======== Data supplied

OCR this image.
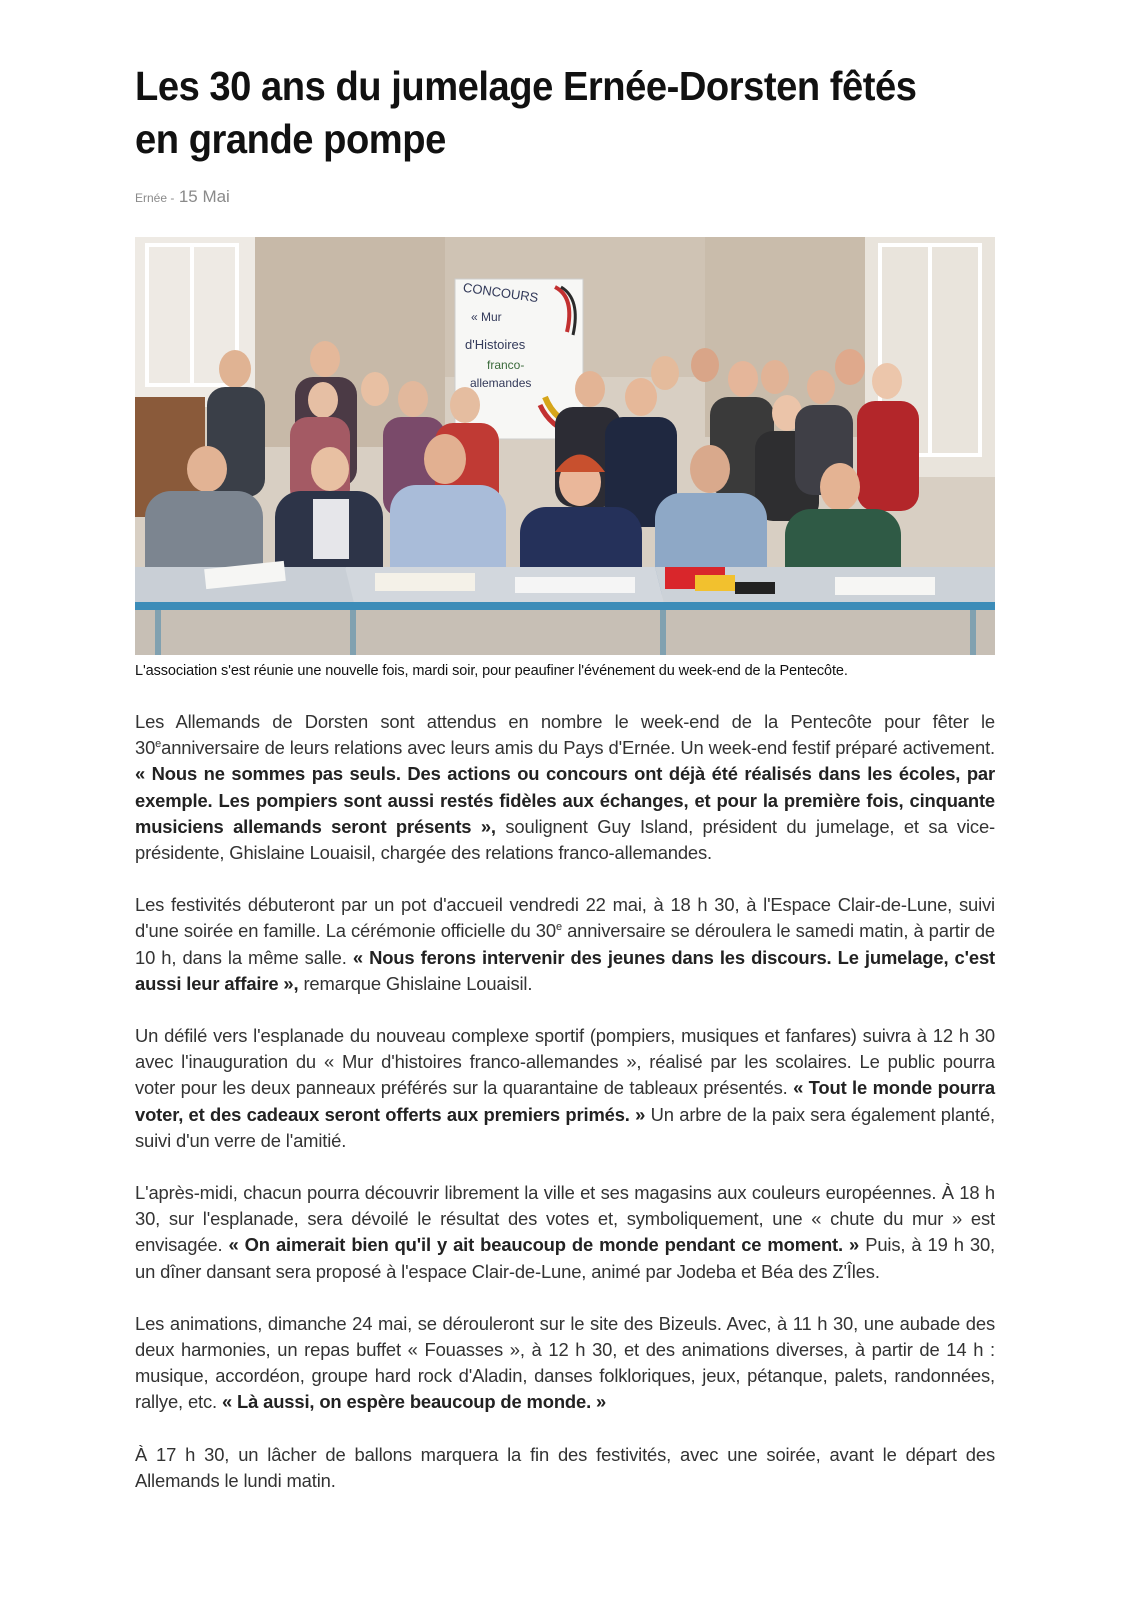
Les 30 ans du jumelage Ernée-Dorsten fêtés en grande pompe
Ernée - 15 Mai
CONCOURS
« Mur
d'Histoires
franco-
allemandes
L'association s'est réunie une nouvelle fois, mardi soir, pour peaufiner l'événement du week-end de la Pentecôte.

Les Allemands de Dorsten sont attendus en nombre le week-end de la Pentecôte pour fêter le 30eanniversaire de leurs relations avec leurs amis du Pays d'Ernée. Un week-end festif préparé activement. « Nous ne sommes pas seuls. Des actions ou concours ont déjà été réalisés dans les écoles, par exemple. Les pompiers sont aussi restés fidèles aux échanges, et pour la première fois, cinquante musiciens allemands seront présents », soulignent Guy Island, président du jumelage, et sa vice-présidente, Ghislaine Louaisil, chargée des relations franco-allemandes.

Les festivités débuteront par un pot d'accueil vendredi 22 mai, à 18 h 30, à l'Espace Clair-de-Lune, suivi d'une soirée en famille. La cérémonie officielle du 30e anniversaire se déroulera le samedi matin, à partir de 10 h, dans la même salle. « Nous ferons intervenir des jeunes dans les discours. Le jumelage, c'est aussi leur affaire », remarque Ghislaine Louaisil.

Un défilé vers l'esplanade du nouveau complexe sportif (pompiers, musiques et fanfares) suivra à 12 h 30 avec l'inauguration du « Mur d'histoires franco-allemandes », réalisé par les scolaires. Le public pourra voter pour les deux panneaux préférés sur la quarantaine de tableaux présentés. « Tout le monde pourra voter, et des cadeaux seront offerts aux premiers primés. » Un arbre de la paix sera également planté, suivi d'un verre de l'amitié.

L'après-midi, chacun pourra découvrir librement la ville et ses magasins aux couleurs européennes. À 18 h 30, sur l'esplanade, sera dévoilé le résultat des votes et, symboliquement, une « chute du mur » est envisagée. « On aimerait bien qu'il y ait beaucoup de monde pendant ce moment. » Puis, à 19 h 30, un dîner dansant sera proposé à l'espace Clair-de-Lune, animé par Jodeba et Béa des Z'Îles.

Les animations, dimanche 24 mai, se dérouleront sur le site des Bizeuls. Avec, à 11 h 30, une aubade des deux harmonies, un repas buffet « Fouasses », à 12 h 30, et des animations diverses, à partir de 14 h : musique, accordéon, groupe hard rock d'Aladin, danses folkloriques, jeux, pétanque, palets, randonnées, rallye, etc. « Là aussi, on espère beaucoup de monde. »

À 17 h 30, un lâcher de ballons marquera la fin des festivités, avec une soirée, avant le départ des Allemands le lundi matin.
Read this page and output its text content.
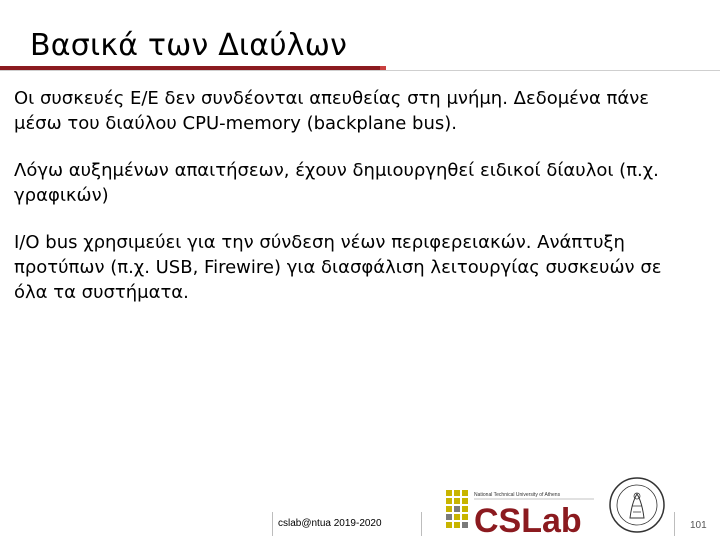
Βασικά των Διαύλων

Οι συσκευές Ε/Ε δεν συνδέονται απευθείας στη μνήμη. Δεδομένα πάνε μέσω του διαύλου CPU-memory (backplane bus).

Λόγω αυξημένων απαιτήσεων, έχουν δημιουργηθεί ειδικοί δίαυλοι (π.χ. γραφικών)

I/O bus χρησιμεύει για την σύνδεση νέων περιφερειακών. Ανάπτυξη προτύπων (π.χ. USB, Firewire) για διασφάλιση λειτουργίας συσκευών σε όλα τα συστήματα.

cslab@ntua 2019-2020
National Technical University of Athens
CSLab	101
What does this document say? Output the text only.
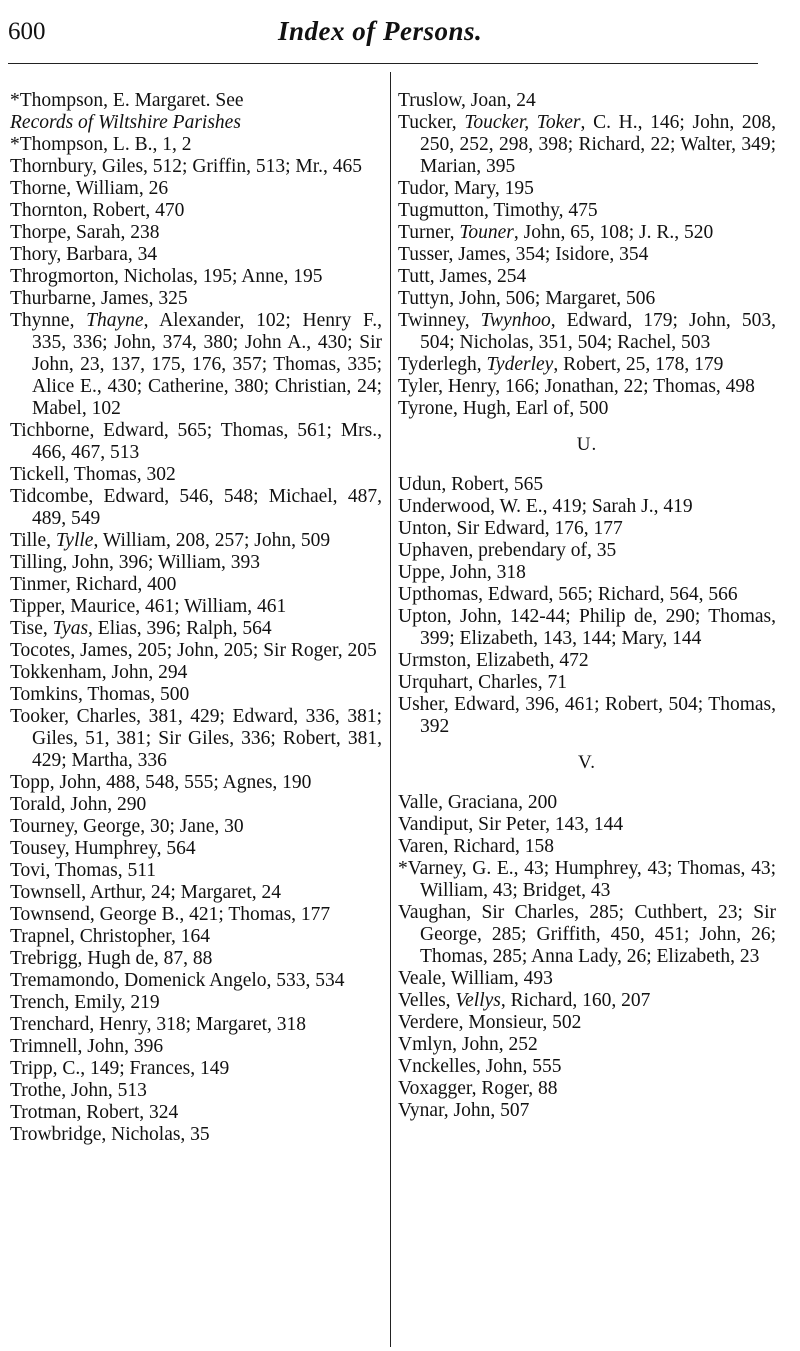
600	Index of Persons.
*Thompson, E. Margaret. See
Records of Wiltshire Parishes
*Thompson, L. B., 1, 2
Thornbury, Giles, 512; Griffin, 513; Mr., 465
Thorne, William, 26
Thornton, Robert, 470
Thorpe, Sarah, 238
Thory, Barbara, 34
Throgmorton, Nicholas, 195; Anne, 195
Thurbarne, James, 325
Thynne, Thayne, Alexander, 102; Henry F., 335, 336; John, 374, 380; John A., 430; Sir John, 23, 137, 175, 176, 357; Thomas, 335; Alice E., 430; Catherine, 380; Christian, 24; Mabel, 102
Tichborne, Edward, 565; Thomas, 561; Mrs., 466, 467, 513
Tickell, Thomas, 302
Tidcombe, Edward, 546, 548; Michael, 487, 489, 549
Tille, Tylle, William, 208, 257; John, 509
Tilling, John, 396; William, 393
Tinmer, Richard, 400
Tipper, Maurice, 461; William, 461
Tise, Tyas, Elias, 396; Ralph, 564
Tocotes, James, 205; John, 205; Sir Roger, 205
Tokkenham, John, 294
Tomkins, Thomas, 500
Tooker, Charles, 381, 429; Edward, 336, 381; Giles, 51, 381; Sir Giles, 336; Robert, 381, 429; Martha, 336
Topp, John, 488, 548, 555; Agnes, 190
Torald, John, 290
Tourney, George, 30; Jane, 30
Tousey, Humphrey, 564
Tovi, Thomas, 511
Townsell, Arthur, 24; Margaret, 24
Townsend, George B., 421; Thomas, 177
Trapnel, Christopher, 164
Trebrigg, Hugh de, 87, 88
Tremamondo, Domenick Angelo, 533, 534
Trench, Emily, 219
Trenchard, Henry, 318; Margaret, 318
Trimnell, John, 396
Tripp, C., 149; Frances, 149
Trothe, John, 513
Trotman, Robert, 324
Trowbridge, Nicholas, 35
Truslow, Joan, 24
Tucker, Toucker, Toker, C. H., 146; John, 208, 250, 252, 298, 398; Richard, 22; Walter, 349; Marian, 395
Tudor, Mary, 195
Tugmutton, Timothy, 475
Turner, Touner, John, 65, 108; J. R., 520
Tusser, James, 354; Isidore, 354
Tutt, James, 254
Tuttyn, John, 506; Margaret, 506
Twinney, Twynhoo, Edward, 179; John, 503, 504; Nicholas, 351, 504; Rachel, 503
Tyderlegh, Tyderley, Robert, 25, 178, 179
Tyler, Henry, 166; Jonathan, 22; Thomas, 498
Tyrone, Hugh, Earl of, 500
U.
Udun, Robert, 565
Underwood, W. E., 419; Sarah J., 419
Unton, Sir Edward, 176, 177
Uphaven, prebendary of, 35
Uppe, John, 318
Upthomas, Edward, 565; Richard, 564, 566
Upton, John, 142-44; Philip de, 290; Thomas, 399; Elizabeth, 143, 144; Mary, 144
Urmston, Elizabeth, 472
Urquhart, Charles, 71
Usher, Edward, 396, 461; Robert, 504; Thomas, 392
V.
Valle, Graciana, 200
Vandiput, Sir Peter, 143, 144
Varen, Richard, 158
*Varney, G. E., 43; Humphrey, 43; Thomas, 43; William, 43; Bridget, 43
Vaughan, Sir Charles, 285; Cuthbert, 23; Sir George, 285; Griffith, 450, 451; John, 26; Thomas, 285; Anna Lady, 26; Elizabeth, 23
Veale, William, 493
Velles, Vellys, Richard, 160, 207
Verdere, Monsieur, 502
Vmlyn, John, 252
Vnckelles, John, 555
Voxagger, Roger, 88
Vynar, John, 507
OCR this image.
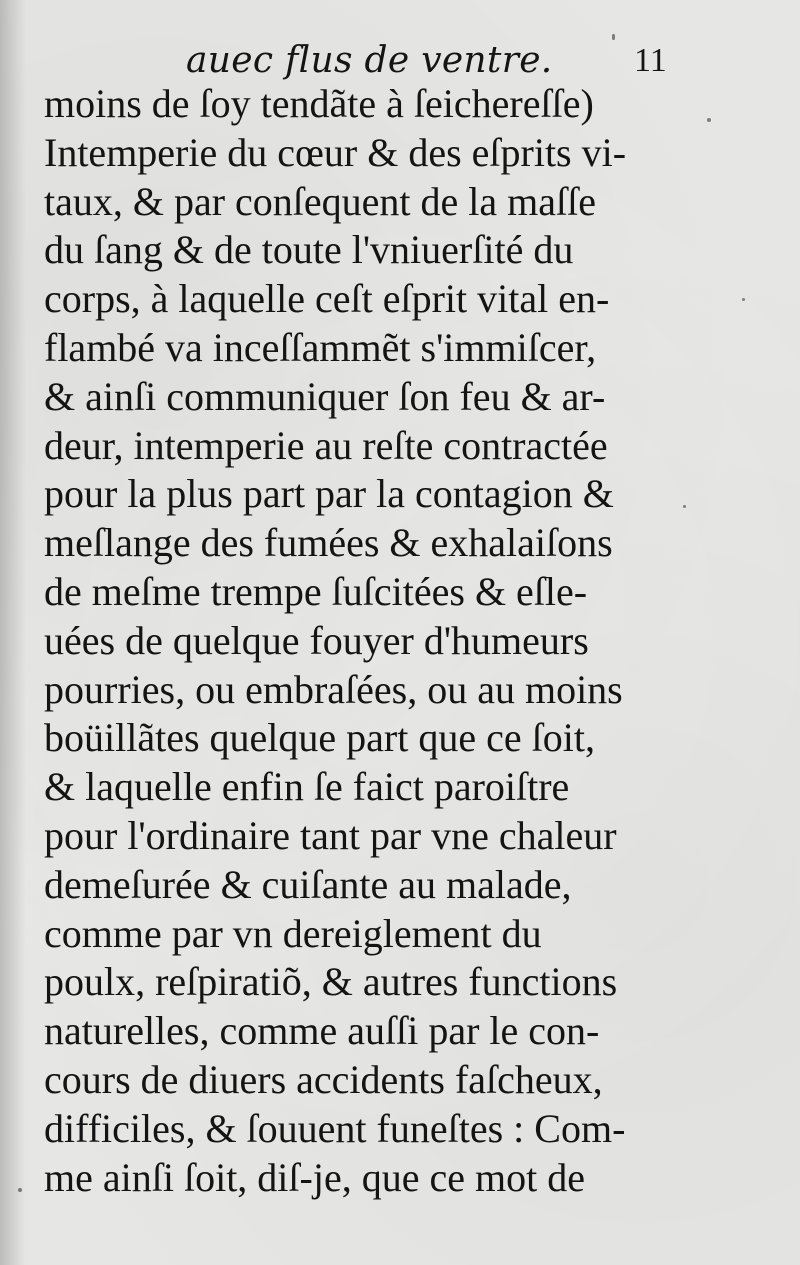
auec flus de ventre. 11
moins de ſoy tendãte à ſeichereſſe)
Intemperie du cœur & des eſprits vi-
taux, & par conſequent de la maſſe
du ſang & de toute l'vniuerſité du
corps, à laquelle ceſt eſprit vital en-
flambé va inceſſammẽt s'immiſcer,
& ainſi communiquer ſon feu & ar-
deur, intemperie au reſte contractée
pour la plus part par la contagion &
meſlange des fumées & exhalaiſons
de meſme trempe ſuſcitées & eſle-
uées de quelque fouyer d'humeurs
pourries, ou embraſées, ou au moins
boüillãtes quelque part que ce ſoit,
& laquelle enfin ſe faict paroiſtre
pour l'ordinaire tant par vne chaleur
demeſurée & cuiſante au malade,
comme par vn dereiglement du
poulx, reſpiratiõ, & autres functions
naturelles, comme auſſi par le con-
cours de diuers accidents faſcheux,
difficiles, & ſouuent funeſtes : Com-
me ainſi ſoit, diſ-je, que ce mot de
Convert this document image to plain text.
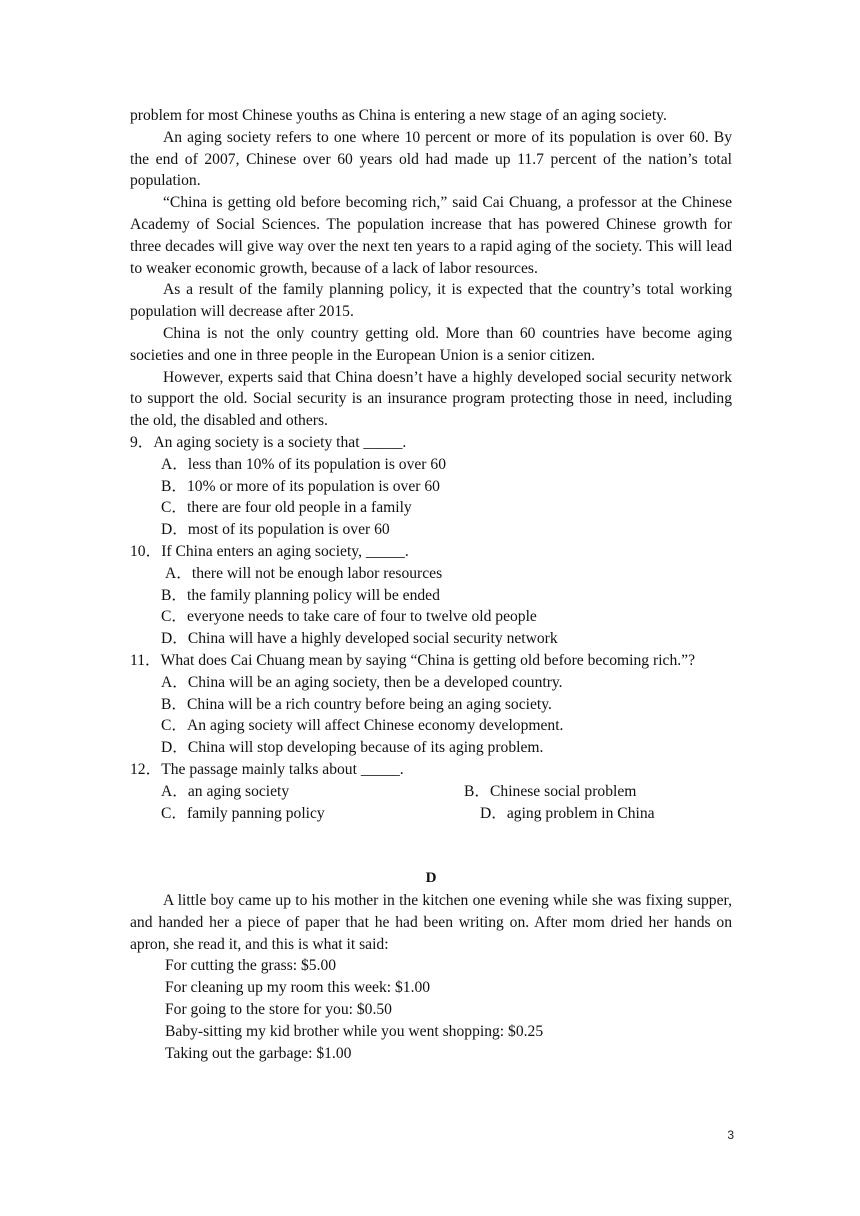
problem for most Chinese youths as China is entering a new stage of an aging society.

An aging society refers to one where 10 percent or more of its population is over 60. By the end of 2007, Chinese over 60 years old had made up 11.7 percent of the nation’s total population.

“China is getting old before becoming rich,” said Cai Chuang, a professor at the Chinese Academy of Social Sciences. The population increase that has powered Chinese growth for three decades will give way over the next ten years to a rapid aging of the society. This will lead to weaker economic growth, because of a lack of labor resources.

As a result of the family planning policy, it is expected that the country’s total working population will decrease after 2015.

China is not the only country getting old. More than 60 countries have become aging societies and one in three people in the European Union is a senior citizen.

However, experts said that China doesn’t have a highly developed social security network to support the old. Social security is an insurance program protecting those in need, including the old, the disabled and others.

9．An aging society is a society that _____.

A．less than 10% of its population is over 60

B．10% or more of its population is over 60

C．there are four old people in a family

D．most of its population is over 60

10．If China enters an aging society, _____.

A．there will not be enough labor resources

B．the family planning policy will be ended

C．everyone needs to take care of four to twelve old people

D．China will have a highly developed social security network

11．What does Cai Chuang mean by saying “China is getting old before becoming rich.”?

A．China will be an aging society, then be a developed country.

B．China will be a rich country before being an aging society.

C．An aging society will affect Chinese economy development.

D．China will stop developing because of its aging problem.

12．The passage mainly talks about _____.

A．an aging society	B．Chinese social problem
C．family panning policy	D．aging problem in China

D

A little boy came up to his mother in the kitchen one evening while she was fixing supper, and handed her a piece of paper that he had been writing on. After mom dried her hands on apron, she read it, and this is what it said:

For cutting the grass: $5.00

For cleaning up my room this week: $1.00

For going to the store for you: $0.50

Baby-sitting my kid brother while you went shopping: $0.25

Taking out the garbage: $1.00

3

================

What to do:
Each line that holds the string "Ghislaine" counts once; give the total and nothing else.

Solution for this problem:
2